▶ Selected passage
Even though school bells are going to be ringing soon, there’s still plenty of time to take a dip before the swimming pools close.  Persons who live in cities or communities with swimming pools are very fortunate, and may not realize what is involved in keeping them safe.  Swimming pools are regulated by several federal and state agencies.  OSHA has issued standards regarding pool employees’ exposure to chlorine and bloodborne pathogens.  Employees’  training must be documented, and personal protective and safety equipment should be furnished.   Swimming pools must also assure patrons that locker rooms and showers are safe from predators and ensure that the decks around the pool are safe, preventing slips and falls. 

The following tips apply to swimmers at  swimming pools, and also in and around rivers and lakes:

  • Always swim with a buddy; never swim alone.
  • Watch out for the “dangerous too’s” — too tired, too cold, too far from safety, too much sun, too much strenuous activity.
  • Swimming and alcohol do not mix.  Alcohol impairs your judgement, balance, and coordination, affects your swimming and diving skills, and reduces your body’s ability to stay warm.
  • Protect your skin: Sunlight contains two kinds of UV rays — UVA increases the risk of skin cancer, skin aging, and other skin diseases. UVB causes sunburn and can lead to skin cancer. Limit the amount of direct sunlight you receive between 10:00 a.m. and 4:00 p.m.; wear a sunscreen with a sun protection factor of at least 15.
  • Drink plenty of water regularly and often even if you do not feel thirsty. Your body needs water to keep cool. Avoid drinks with alcohol or caffeine in them. They can make you feel good briefly but make the heat’s effects on your body worse. This is especially true with beer, which dehydrates the body.
  • Obey all rules and posted signs.
  • Wear eye protection: Sunglasses are like sunscreen for your eyes and protect against damage that can occur from UV rays. Be sure to wear sunglasses with labels that indicate that they absorb at least 90 percent of UV sunlight.
  • Wear foot protection: Keep in mind that your feet can get burned from the sand on a beach, or cut from glass in the sand, or pavement at the pool.
  • Watch the weather: Stay tuned to local weather conditions and prepare for electrical storms. Watch local news programs. Get out of the water as soon as you see or hear a storm.  Stop swimming at the first indication of bad weather.

If your children don’t know how to swim, be sure to see about getting swimming lessons for them.  Many pools offer free lessons. You never know when someone is going to need help around the water, and it’s important for you to be able to rescue them.  Even if you swim, it’s a good idea to take a refresher course.  A panicked swimmer can pull down a seasoned swimmer trying to rescue him.  If you know anyone who can’t swim, encourage him/her to learn.  It might just save a life.

▶ Given records
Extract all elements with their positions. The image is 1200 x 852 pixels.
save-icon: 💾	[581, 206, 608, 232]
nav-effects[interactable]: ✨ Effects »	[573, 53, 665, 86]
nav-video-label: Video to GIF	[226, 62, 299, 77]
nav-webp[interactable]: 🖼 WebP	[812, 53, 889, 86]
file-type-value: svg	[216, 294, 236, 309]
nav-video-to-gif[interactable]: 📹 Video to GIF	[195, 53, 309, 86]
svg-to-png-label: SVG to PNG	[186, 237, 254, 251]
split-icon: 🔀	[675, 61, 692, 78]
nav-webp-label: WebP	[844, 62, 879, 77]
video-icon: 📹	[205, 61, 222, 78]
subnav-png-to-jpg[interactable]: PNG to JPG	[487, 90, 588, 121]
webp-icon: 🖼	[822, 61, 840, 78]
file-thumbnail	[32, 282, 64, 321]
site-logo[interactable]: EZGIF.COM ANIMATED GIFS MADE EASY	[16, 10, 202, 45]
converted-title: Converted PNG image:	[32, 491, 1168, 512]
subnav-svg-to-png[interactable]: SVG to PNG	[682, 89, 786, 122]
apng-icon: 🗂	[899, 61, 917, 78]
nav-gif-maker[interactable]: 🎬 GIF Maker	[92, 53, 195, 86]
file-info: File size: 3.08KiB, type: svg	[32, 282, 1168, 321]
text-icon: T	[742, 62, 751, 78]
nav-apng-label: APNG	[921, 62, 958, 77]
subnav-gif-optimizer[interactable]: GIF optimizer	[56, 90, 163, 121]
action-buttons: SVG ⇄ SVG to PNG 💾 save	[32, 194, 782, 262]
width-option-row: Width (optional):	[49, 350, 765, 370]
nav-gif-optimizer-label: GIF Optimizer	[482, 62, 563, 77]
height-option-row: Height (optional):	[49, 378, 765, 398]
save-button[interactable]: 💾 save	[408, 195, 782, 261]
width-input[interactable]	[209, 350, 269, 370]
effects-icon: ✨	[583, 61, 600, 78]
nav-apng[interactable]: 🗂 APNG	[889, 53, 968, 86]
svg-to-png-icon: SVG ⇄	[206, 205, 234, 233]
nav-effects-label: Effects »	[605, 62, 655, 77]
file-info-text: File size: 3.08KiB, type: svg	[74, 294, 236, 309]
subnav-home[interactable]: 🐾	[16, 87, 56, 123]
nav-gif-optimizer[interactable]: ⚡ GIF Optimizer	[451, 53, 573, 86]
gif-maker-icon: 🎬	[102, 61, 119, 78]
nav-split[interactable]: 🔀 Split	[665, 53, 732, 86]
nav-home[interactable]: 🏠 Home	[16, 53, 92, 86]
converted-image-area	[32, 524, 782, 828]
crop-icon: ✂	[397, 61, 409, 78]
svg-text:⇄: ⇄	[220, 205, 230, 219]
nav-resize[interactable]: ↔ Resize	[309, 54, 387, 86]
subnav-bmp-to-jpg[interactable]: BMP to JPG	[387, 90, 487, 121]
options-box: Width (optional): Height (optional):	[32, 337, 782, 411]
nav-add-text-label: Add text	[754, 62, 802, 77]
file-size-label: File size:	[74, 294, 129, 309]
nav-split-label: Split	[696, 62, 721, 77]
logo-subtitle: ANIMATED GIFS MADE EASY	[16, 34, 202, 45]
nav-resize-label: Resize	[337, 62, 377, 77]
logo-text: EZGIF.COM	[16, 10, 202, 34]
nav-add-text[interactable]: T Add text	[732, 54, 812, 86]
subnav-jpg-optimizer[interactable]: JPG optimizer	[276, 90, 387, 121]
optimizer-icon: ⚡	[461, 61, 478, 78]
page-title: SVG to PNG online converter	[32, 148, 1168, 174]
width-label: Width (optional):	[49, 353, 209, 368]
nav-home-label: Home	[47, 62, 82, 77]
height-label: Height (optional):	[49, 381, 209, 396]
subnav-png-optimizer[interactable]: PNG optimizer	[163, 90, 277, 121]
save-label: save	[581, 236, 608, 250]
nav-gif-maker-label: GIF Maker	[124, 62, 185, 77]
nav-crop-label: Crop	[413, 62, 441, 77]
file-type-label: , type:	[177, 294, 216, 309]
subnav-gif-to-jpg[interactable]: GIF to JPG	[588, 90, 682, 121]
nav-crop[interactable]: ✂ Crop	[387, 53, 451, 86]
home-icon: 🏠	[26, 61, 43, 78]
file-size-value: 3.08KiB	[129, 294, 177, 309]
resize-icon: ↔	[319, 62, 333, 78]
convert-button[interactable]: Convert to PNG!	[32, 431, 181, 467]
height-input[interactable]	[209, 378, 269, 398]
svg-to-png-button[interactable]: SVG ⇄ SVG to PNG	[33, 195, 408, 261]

▶ Complete the following
A – In the swimming safety text, what is the lowest sun protection factor a sunscreen should have?
B – Repeat word for word the part of the swimming safety text that starts at "The following tips" and ends after "at least 15.".

▶ Responses
A – At least 15.

B –
The following tips apply to swimmers at  swimming pools, and also in and around rivers and lakes:

  • Always swim with a buddy; never swim alone.
  • Watch out for the “dangerous too’s” — too tired, too cold, too far from safety, too much sun, too much strenuous activity.
  • Swimming and alcohol do not mix.  Alcohol impairs your judgement, balance, and coordination, affects your swimming and diving skills, and reduces your body’s ability to stay warm.
  • Protect your skin: Sunlight contains two kinds of UV rays — UVA increases the risk of skin cancer, skin aging, and other skin diseases. UVB causes sunburn and can lead to skin cancer. Limit the amount of direct sunlight you receive between 10:00 a.m. and 4:00 p.m.; wear a sunscreen with a sun protection factor of at least 15.